─── WORKING DATA

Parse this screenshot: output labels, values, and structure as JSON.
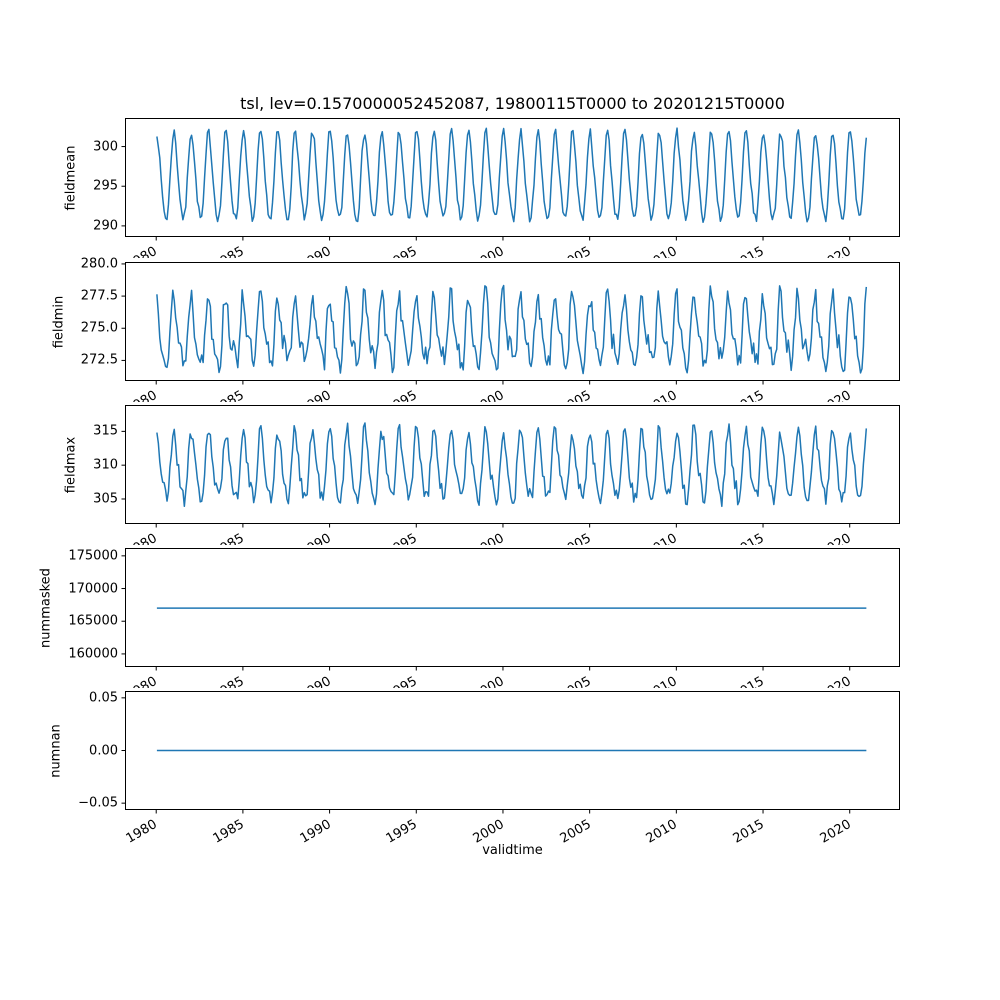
{
  "figure": {
    "title": "tsl, lev=0.1570000052452087, 19800115T0000 to 20201215T0000",
    "xlabel": "validtime",
    "background": "#ffffff",
    "line_color": "#1f77b4",
    "axis_color": "#000000"
  },
  "xticks": {
    "values": [
      1980,
      1985,
      1990,
      1995,
      2000,
      2005,
      2010,
      2015,
      2020
    ],
    "labels": [
      "1980",
      "1985",
      "1990",
      "1995",
      "2000",
      "2005",
      "2010",
      "2015",
      "2020"
    ],
    "rotation_deg": 30
  },
  "chart_data": [
    {
      "type": "line",
      "ylabel": "fieldmean",
      "ytick_values": [
        290,
        295,
        300
      ],
      "ytick_labels": [
        "290",
        "295",
        "300"
      ],
      "ylim": [
        288.6,
        303.6
      ],
      "xlim": [
        1978.2,
        2022.9
      ],
      "x_start": 1980.04,
      "x_end": 2020.96,
      "points_per_year": 12,
      "series": {
        "kind": "seasonal",
        "base": 296.0,
        "amplitude": 5.4,
        "harmonic2": 0.12,
        "noise": 0.55,
        "seed": 7
      }
    },
    {
      "type": "line",
      "ylabel": "fieldmin",
      "ytick_values": [
        272.5,
        275.0,
        277.5,
        280.0
      ],
      "ytick_labels": [
        "272.5",
        "275.0",
        "277.5",
        "280.0"
      ],
      "ylim": [
        270.9,
        280.15
      ],
      "xlim": [
        1978.2,
        2022.9
      ],
      "x_start": 1980.04,
      "x_end": 2020.96,
      "points_per_year": 12,
      "series": {
        "kind": "seasonal",
        "base": 274.6,
        "amplitude": 2.4,
        "harmonic2": 0.35,
        "noise": 0.85,
        "seed": 13
      }
    },
    {
      "type": "line",
      "ylabel": "fieldmax",
      "ytick_values": [
        305,
        310,
        315
      ],
      "ytick_labels": [
        "305",
        "310",
        "315"
      ],
      "ylim": [
        301.3,
        318.9
      ],
      "xlim": [
        1978.2,
        2022.9
      ],
      "x_start": 1980.04,
      "x_end": 2020.96,
      "points_per_year": 12,
      "series": {
        "kind": "seasonal",
        "base": 309.6,
        "amplitude": 4.8,
        "harmonic2": 0.2,
        "noise": 1.3,
        "seed": 21
      }
    },
    {
      "type": "line",
      "ylabel": "nummasked",
      "ytick_values": [
        160000,
        165000,
        170000,
        175000
      ],
      "ytick_labels": [
        "160000",
        "165000",
        "170000",
        "175000"
      ],
      "ylim": [
        158000,
        176200
      ],
      "xlim": [
        1978.2,
        2022.9
      ],
      "x_start": 1980.04,
      "x_end": 2020.96,
      "points_per_year": 12,
      "series": {
        "kind": "constant",
        "value": 167000
      }
    },
    {
      "type": "line",
      "ylabel": "numnan",
      "ytick_values": [
        -0.05,
        0.0,
        0.05
      ],
      "ytick_labels": [
        "−0.05",
        "0.00",
        "0.05"
      ],
      "ylim": [
        -0.0565,
        0.0565
      ],
      "xlim": [
        1978.2,
        2022.9
      ],
      "x_start": 1980.04,
      "x_end": 2020.96,
      "points_per_year": 12,
      "series": {
        "kind": "constant",
        "value": 0.0
      }
    }
  ]
}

──────

**PROBLEM STATEMENT**
Your task is to return the entries above exactly, with no pictures.

**FULL ANSWER**
Parse this screenshot: output labels, values, and structure as JSON.
{
  "figure": {
    "title": "tsl, lev=0.1570000052452087, 19800115T0000 to 20201215T0000",
    "xlabel": "validtime",
    "background": "#ffffff",
    "line_color": "#1f77b4",
    "axis_color": "#000000"
  },
  "xticks": {
    "values": [
      1980,
      1985,
      1990,
      1995,
      2000,
      2005,
      2010,
      2015,
      2020
    ],
    "labels": [
      "1980",
      "1985",
      "1990",
      "1995",
      "2000",
      "2005",
      "2010",
      "2015",
      "2020"
    ],
    "rotation_deg": 30
  },
  "chart_data": [
    {
      "type": "line",
      "ylabel": "fieldmean",
      "ytick_values": [
        290,
        295,
        300
      ],
      "ytick_labels": [
        "290",
        "295",
        "300"
      ],
      "ylim": [
        288.6,
        303.6
      ],
      "xlim": [
        1978.2,
        2022.9
      ],
      "x_start": 1980.04,
      "x_end": 2020.96,
      "points_per_year": 12,
      "series": {
        "kind": "seasonal",
        "base": 296.0,
        "amplitude": 5.4,
        "harmonic2": 0.12,
        "noise": 0.55,
        "seed": 7
      }
    },
    {
      "type": "line",
      "ylabel": "fieldmin",
      "ytick_values": [
        272.5,
        275.0,
        277.5,
        280.0
      ],
      "ytick_labels": [
        "272.5",
        "275.0",
        "277.5",
        "280.0"
      ],
      "ylim": [
        270.9,
        280.15
      ],
      "xlim": [
        1978.2,
        2022.9
      ],
      "x_start": 1980.04,
      "x_end": 2020.96,
      "points_per_year": 12,
      "series": {
        "kind": "seasonal",
        "base": 274.6,
        "amplitude": 2.4,
        "harmonic2": 0.35,
        "noise": 0.85,
        "seed": 13
      }
    },
    {
      "type": "line",
      "ylabel": "fieldmax",
      "ytick_values": [
        305,
        310,
        315
      ],
      "ytick_labels": [
        "305",
        "310",
        "315"
      ],
      "ylim": [
        301.3,
        318.9
      ],
      "xlim": [
        1978.2,
        2022.9
      ],
      "x_start": 1980.04,
      "x_end": 2020.96,
      "points_per_year": 12,
      "series": {
        "kind": "seasonal",
        "base": 309.6,
        "amplitude": 4.8,
        "harmonic2": 0.2,
        "noise": 1.3,
        "seed": 21
      }
    },
    {
      "type": "line",
      "ylabel": "nummasked",
      "ytick_values": [
        160000,
        165000,
        170000,
        175000
      ],
      "ytick_labels": [
        "160000",
        "165000",
        "170000",
        "175000"
      ],
      "ylim": [
        158000,
        176200
      ],
      "xlim": [
        1978.2,
        2022.9
      ],
      "x_start": 1980.04,
      "x_end": 2020.96,
      "points_per_year": 12,
      "series": {
        "kind": "constant",
        "value": 167000
      }
    },
    {
      "type": "line",
      "ylabel": "numnan",
      "ytick_values": [
        -0.05,
        0.0,
        0.05
      ],
      "ytick_labels": [
        "−0.05",
        "0.00",
        "0.05"
      ],
      "ylim": [
        -0.0565,
        0.0565
      ],
      "xlim": [
        1978.2,
        2022.9
      ],
      "x_start": 1980.04,
      "x_end": 2020.96,
      "points_per_year": 12,
      "series": {
        "kind": "constant",
        "value": 0.0
      }
    }
  ]
}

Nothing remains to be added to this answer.